_Exercise details_. Any pictures in the records below should be skipped; write out everything else exactly.

# # # #

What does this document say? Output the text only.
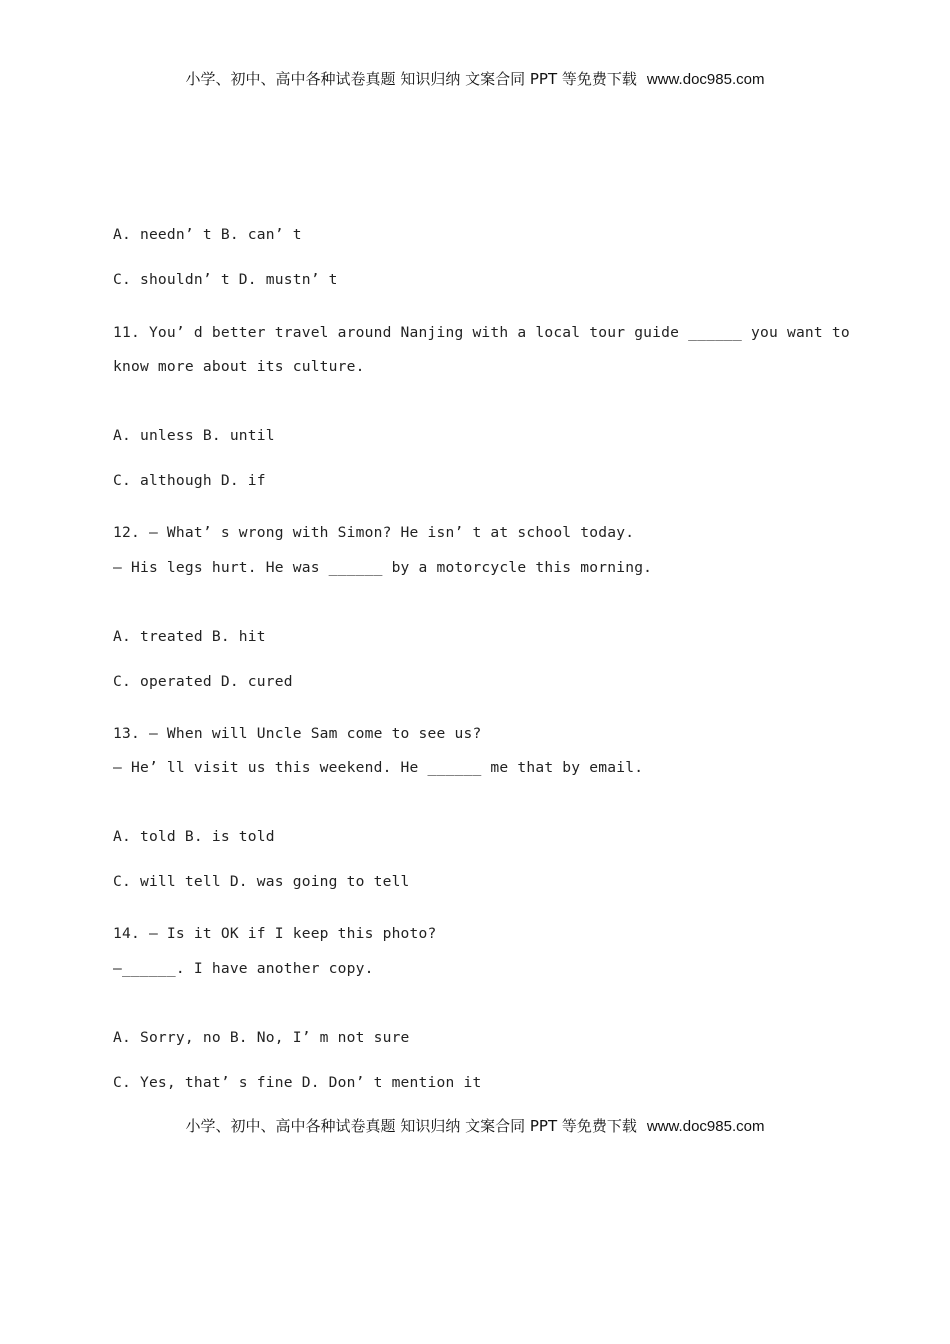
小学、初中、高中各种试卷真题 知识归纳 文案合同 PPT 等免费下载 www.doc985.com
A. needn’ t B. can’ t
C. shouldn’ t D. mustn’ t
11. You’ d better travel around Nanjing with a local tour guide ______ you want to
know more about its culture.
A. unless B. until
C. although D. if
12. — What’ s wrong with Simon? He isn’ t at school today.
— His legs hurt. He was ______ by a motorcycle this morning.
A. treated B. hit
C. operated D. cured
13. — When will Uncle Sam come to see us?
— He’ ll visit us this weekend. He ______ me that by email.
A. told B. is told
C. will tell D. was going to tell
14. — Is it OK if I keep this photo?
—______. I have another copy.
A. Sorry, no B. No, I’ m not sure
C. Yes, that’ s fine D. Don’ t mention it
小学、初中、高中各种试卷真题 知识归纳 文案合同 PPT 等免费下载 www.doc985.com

# # # #

_Result of this task_.
What does this document say? Output the text only.
小学、初中、高中各种试卷真题 知识归纳 文案合同 PPT 等免费下载 www.doc985.com
A. needn’ t B. can’ t
C. shouldn’ t D. mustn’ t
11. You’ d better travel around Nanjing with a local tour guide ______ you want to
know more about its culture.
A. unless B. until
C. although D. if
12. — What’ s wrong with Simon? He isn’ t at school today.
— His legs hurt. He was ______ by a motorcycle this morning.
A. treated B. hit
C. operated D. cured
13. — When will Uncle Sam come to see us?
— He’ ll visit us this weekend. He ______ me that by email.
A. told B. is told
C. will tell D. was going to tell
14. — Is it OK if I keep this photo?
—______. I have another copy.
A. Sorry, no B. No, I’ m not sure
C. Yes, that’ s fine D. Don’ t mention it
小学、初中、高中各种试卷真题 知识归纳 文案合同 PPT 等免费下载 www.doc985.com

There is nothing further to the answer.